**Goal**
Count up the lines in the following listing that hold the word "Queer", then give only that count.

**Data records**
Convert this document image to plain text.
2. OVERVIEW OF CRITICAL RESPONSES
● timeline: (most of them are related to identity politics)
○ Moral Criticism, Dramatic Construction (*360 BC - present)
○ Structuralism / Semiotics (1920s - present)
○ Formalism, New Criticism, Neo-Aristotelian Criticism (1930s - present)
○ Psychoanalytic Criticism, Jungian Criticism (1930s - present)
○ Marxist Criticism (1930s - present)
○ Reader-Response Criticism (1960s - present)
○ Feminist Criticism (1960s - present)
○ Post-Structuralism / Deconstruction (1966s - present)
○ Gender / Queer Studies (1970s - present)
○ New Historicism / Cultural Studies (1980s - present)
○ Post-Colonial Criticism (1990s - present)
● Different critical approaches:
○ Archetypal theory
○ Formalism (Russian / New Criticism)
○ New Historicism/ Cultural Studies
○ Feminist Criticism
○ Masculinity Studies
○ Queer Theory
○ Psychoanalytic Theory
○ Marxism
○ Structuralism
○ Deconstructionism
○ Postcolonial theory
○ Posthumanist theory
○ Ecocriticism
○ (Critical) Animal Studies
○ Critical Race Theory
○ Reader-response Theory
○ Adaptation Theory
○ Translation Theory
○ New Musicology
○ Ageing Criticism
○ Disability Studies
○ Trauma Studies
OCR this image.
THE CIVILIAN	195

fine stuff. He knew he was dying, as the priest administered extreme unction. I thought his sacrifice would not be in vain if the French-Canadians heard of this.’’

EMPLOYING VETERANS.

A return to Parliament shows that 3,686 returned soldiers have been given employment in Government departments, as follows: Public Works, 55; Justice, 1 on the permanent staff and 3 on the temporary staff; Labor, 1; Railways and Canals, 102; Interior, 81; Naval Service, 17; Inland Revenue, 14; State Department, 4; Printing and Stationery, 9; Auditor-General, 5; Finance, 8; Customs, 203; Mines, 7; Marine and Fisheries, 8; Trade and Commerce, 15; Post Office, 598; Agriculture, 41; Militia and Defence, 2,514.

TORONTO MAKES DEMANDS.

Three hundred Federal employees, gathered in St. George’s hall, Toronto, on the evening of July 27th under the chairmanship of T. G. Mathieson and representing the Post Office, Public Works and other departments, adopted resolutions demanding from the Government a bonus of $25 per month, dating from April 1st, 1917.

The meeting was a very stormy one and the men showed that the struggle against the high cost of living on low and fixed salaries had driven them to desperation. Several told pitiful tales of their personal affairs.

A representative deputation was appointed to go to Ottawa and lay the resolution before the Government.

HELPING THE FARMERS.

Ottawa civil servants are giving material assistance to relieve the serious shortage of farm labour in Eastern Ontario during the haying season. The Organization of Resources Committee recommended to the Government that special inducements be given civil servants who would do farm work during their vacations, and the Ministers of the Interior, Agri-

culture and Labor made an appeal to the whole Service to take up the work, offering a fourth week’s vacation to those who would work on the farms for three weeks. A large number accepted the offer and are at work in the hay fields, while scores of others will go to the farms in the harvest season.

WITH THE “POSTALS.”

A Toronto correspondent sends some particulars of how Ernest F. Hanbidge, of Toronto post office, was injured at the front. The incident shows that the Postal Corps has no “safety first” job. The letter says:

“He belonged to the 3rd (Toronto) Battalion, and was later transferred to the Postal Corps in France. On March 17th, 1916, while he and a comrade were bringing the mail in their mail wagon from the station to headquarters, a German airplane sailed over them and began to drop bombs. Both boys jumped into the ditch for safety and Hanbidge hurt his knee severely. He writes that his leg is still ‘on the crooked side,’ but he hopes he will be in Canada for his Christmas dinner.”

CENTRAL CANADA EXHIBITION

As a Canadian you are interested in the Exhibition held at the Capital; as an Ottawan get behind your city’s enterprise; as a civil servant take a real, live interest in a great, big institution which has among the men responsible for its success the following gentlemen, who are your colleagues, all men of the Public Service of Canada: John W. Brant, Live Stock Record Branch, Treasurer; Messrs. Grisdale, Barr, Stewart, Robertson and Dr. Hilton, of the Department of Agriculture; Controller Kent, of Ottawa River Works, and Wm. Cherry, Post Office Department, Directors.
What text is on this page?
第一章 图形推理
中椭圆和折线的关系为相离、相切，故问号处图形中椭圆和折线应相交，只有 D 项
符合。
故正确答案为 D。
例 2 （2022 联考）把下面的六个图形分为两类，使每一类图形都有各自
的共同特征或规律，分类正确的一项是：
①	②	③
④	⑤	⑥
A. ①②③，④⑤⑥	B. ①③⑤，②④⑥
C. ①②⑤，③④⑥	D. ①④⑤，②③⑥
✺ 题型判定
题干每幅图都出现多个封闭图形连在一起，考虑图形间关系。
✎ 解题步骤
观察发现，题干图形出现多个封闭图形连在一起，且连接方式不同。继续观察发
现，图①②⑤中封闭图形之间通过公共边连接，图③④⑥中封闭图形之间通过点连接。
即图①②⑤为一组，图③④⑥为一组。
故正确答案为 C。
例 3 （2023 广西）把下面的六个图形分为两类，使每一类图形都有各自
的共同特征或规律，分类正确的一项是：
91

**Full output**
2